-- Start Extracted text --
10 Feb 2023

Week in review

Greetings,

Today marks World Pizza Day, a celebration of one of the world's most beloved foods. Pizza has been around for over two thousand years, originating in Italy, and has since become a staple dish in households and restaurants all over the world. From classic Margherita to gourmet toppings, there's a pizza for everyone.

As we celebrate the history of pizza, the AUSCERT team also took a moment to reflect on its own proud history. AUSCERT was founded in 1993, and next month will celebrate its thirtieth birthday. To mark the occasion, we released a blog entitled "AUSCERT: a proud history and bright future" which takes a deeper dive into AUSCERT’s history and outlines plans for the future.

This blog truly is the essence of the whole AUSCERT team, summarising the combined efforts in producing our strategy for 2023. Late last year the team took a few moments away from analysing vulnerabilities, taking down phishing sites, delivering training and running a conference and instead attended two offsite workshops, one focused on “what is the culture of AUSCERT?”, and another on “what projects can we undertake to better serve our members?”. Combined with feedback from some of our members, our plans for 2023 are now underway. Next week we’ll share details of that, and don’t worry if you haven’t had a chance to give us feedback yourself – we’ve got plans to do that, too!

Speaking of plans, very soon the AUSCERT2023 Cyber Security Conference registrations will be opened, so keep an eye on our announcements. Meanwhile here’s this week’s interesting news articles in case you missed them:


New Wave of Ransomware Attacks Exploiting VMware Bug to Target ESXi Servers
Date: 2023-02-04
Author: The Hacker News

VMware ESXi hypervisors are the target of a new wave of attacks designed to deploy ransomware on compromised systems.
"These attack campaigns appear to exploit CVE-2021-21974, for which a patch has been available since February 23, 2021," the Computer Emergency Response Team (CERT) of France said in an advisory on Friday.
VMware, in its own alert released at the time, described the issue as an OpenSLP heap-overflow vulnerability that could lead to the execution of arbitrary code.
-- End Extracted text --
• Exercise instructions
1: In what year was AUSCERT founded, according to the newsletter?
2: Reproduce the newsletter from "Today marks World" to "for the future.", substituting "Marinara" for "Margherita".
The entries that follow come from a different source than the newsletter.
-- Start Given records --
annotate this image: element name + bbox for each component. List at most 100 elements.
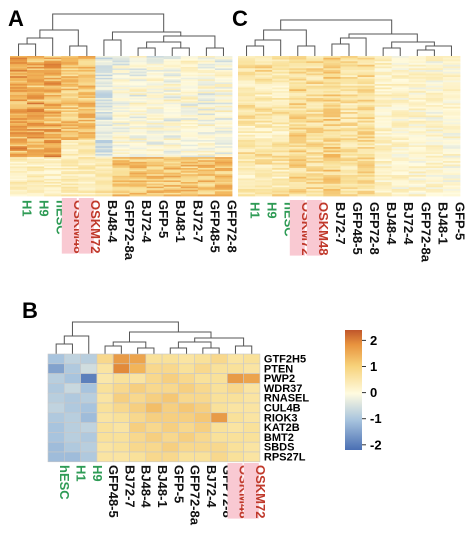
heatmap-a-cell xyxy=(129,192,148,195)
heatmap-c-cell xyxy=(306,145,324,148)
heatmap-c-cell xyxy=(306,189,324,192)
heatmap-c-cell xyxy=(357,178,376,181)
heatmap-c-cell xyxy=(340,122,358,125)
heatmap-b-cell xyxy=(129,432,147,443)
heatmap-c-cell xyxy=(425,73,444,76)
heatmap-a-cell xyxy=(112,178,130,181)
heatmap-c-cell xyxy=(255,176,273,179)
heatmap-c-cell xyxy=(255,148,273,151)
heatmap-c-cell xyxy=(442,162,461,165)
panel-b-column-label: hESC xyxy=(57,465,72,500)
heatmap-a-cell xyxy=(163,107,182,110)
heatmap-c-cell xyxy=(289,91,307,94)
heatmap-a-cell xyxy=(61,104,79,107)
dendrogram-b-branch xyxy=(63,335,90,354)
heatmap-c-cell xyxy=(340,119,358,122)
heatmap-a-cell xyxy=(112,180,130,183)
heatmap-a-cell xyxy=(112,166,130,169)
heatmap-a-cell xyxy=(61,102,79,105)
heatmap-c-cell xyxy=(340,154,358,157)
heatmap-c-cell xyxy=(272,68,290,71)
heatmap-c-cell xyxy=(255,131,273,134)
heatmap-c-cell xyxy=(238,180,256,183)
heatmap-a-cell xyxy=(95,144,113,147)
heatmap-a-cell xyxy=(10,66,28,69)
heatmap-c-cell xyxy=(289,98,307,101)
heatmap-a-cell xyxy=(180,68,199,71)
heatmap-c-cell xyxy=(272,120,290,123)
heatmap-a-cell xyxy=(197,70,216,72)
heatmap-a-cell xyxy=(44,88,62,91)
panel-a: A H1 H9 hESC OSKM48 OSKM72 BJ48-4 GFP72-8a BJ72… xyxy=(8,6,240,261)
heatmap-a-cell xyxy=(78,115,96,118)
heatmap-c-cell xyxy=(238,57,256,60)
heatmap-c-cell xyxy=(323,190,341,193)
heatmap-a-cell xyxy=(44,70,62,72)
heatmap-c-cell xyxy=(357,108,376,111)
gene-labels-b: GTF2H5PTENPWP2WDR37RNASELCUL4BRIOK3KAT2B… xyxy=(264,354,310,464)
heatmap-a-cell xyxy=(27,155,45,158)
heatmap-c-cell xyxy=(323,134,341,137)
heatmap-a-cell xyxy=(146,150,165,153)
heatmap-a xyxy=(10,56,233,197)
heatmap-a-cell xyxy=(180,191,199,194)
heatmap-a-cell xyxy=(112,161,130,164)
heatmap-a-cell xyxy=(112,80,130,83)
heatmap-c-cell xyxy=(255,180,273,183)
heatmap-c-cell xyxy=(442,161,461,164)
heatmap-c-cell xyxy=(408,143,427,146)
heatmap-b-cell xyxy=(145,363,163,374)
heatmap-a-cell xyxy=(180,102,199,105)
heatmap-a-cell xyxy=(197,112,216,114)
heatmap-a-cell xyxy=(112,110,130,113)
heatmap-a-cell xyxy=(10,102,28,105)
heatmap-c-cell xyxy=(306,176,324,179)
heatmap-a-cell xyxy=(44,138,62,141)
heatmap-c-cell xyxy=(289,157,307,160)
heatmap-c-cell xyxy=(425,59,444,62)
heatmap-b-cell xyxy=(243,402,261,414)
heatmap-a-cell xyxy=(146,73,165,76)
dendrogram-a-branch xyxy=(52,13,165,32)
heatmap-a-cell xyxy=(61,87,79,90)
heatmap-a-cell xyxy=(214,182,233,184)
heatmap-c-cell xyxy=(442,129,461,132)
heatmap-a-cell xyxy=(214,77,233,80)
heatmap-a-cell xyxy=(112,144,130,147)
heatmap-a-cell xyxy=(27,180,45,183)
heatmap-c-cell xyxy=(238,105,256,108)
heatmap-c-cell xyxy=(306,92,324,95)
heatmap-a-cell xyxy=(78,77,96,80)
dendrogram-b-branch xyxy=(202,347,220,354)
heatmap-a-cell xyxy=(112,169,130,172)
heatmap-c-cell xyxy=(255,66,273,69)
heatmap-c-cell xyxy=(323,194,341,197)
heatmap-a-cell xyxy=(146,102,165,105)
heatmap-c-cell xyxy=(391,157,410,160)
heatmap-c-cell xyxy=(374,115,393,118)
heatmap-a-cell xyxy=(180,66,199,69)
heatmap-c-cell xyxy=(442,112,461,115)
heatmap-a-cell xyxy=(180,166,199,169)
heatmap-c-cell xyxy=(238,136,256,139)
heatmap-a-cell xyxy=(163,136,182,139)
heatmap-c-cell xyxy=(391,101,410,104)
column-labels-b: hESC H1 H9 GFP48-5 BJ72-7 BJ48-4 BJ48-1 GFP-5 GF… xyxy=(57,463,268,526)
heatmap-c-cell xyxy=(391,96,410,99)
heatmap-a-cell xyxy=(10,118,28,121)
heatmap-a-cell xyxy=(197,158,216,161)
heatmap-c-cell xyxy=(357,171,376,174)
heatmap-c-cell xyxy=(306,91,324,94)
heatmap-a-cell xyxy=(180,132,199,135)
heatmap-a-cell xyxy=(27,160,45,163)
heatmap-c-cell xyxy=(340,194,358,197)
heatmap-c-cell xyxy=(391,105,410,108)
heatmap-c-cell xyxy=(374,99,393,102)
heatmap-a-cell xyxy=(95,160,113,163)
heatmap-a-cell xyxy=(27,56,45,58)
heatmap-a-cell xyxy=(61,107,79,110)
heatmap-a-cell xyxy=(146,88,165,91)
heatmap-a-cell xyxy=(214,110,233,113)
heatmap-a-cell xyxy=(10,71,28,74)
heatmap-c-cell xyxy=(272,141,290,144)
-- End Given records --
• Set of answers
1: 1993

2:
Today marks World Pizza Day, a celebration of one of the world's most beloved foods. Pizza has been around for over two thousand years, originating in Italy, and has since become a staple dish in households and restaurants all over the world. From classic Marinara to gourmet toppings, there's a pizza for everyone.

As we celebrate the history of pizza, the AUSCERT team also took a moment to reflect on its own proud history. AUSCERT was founded in 1993, and next month will celebrate its thirtieth birthday. To mark the occasion, we released a blog entitled "AUSCERT: a proud history and bright future" which takes a deeper dive into AUSCERT’s history and outlines plans for the future.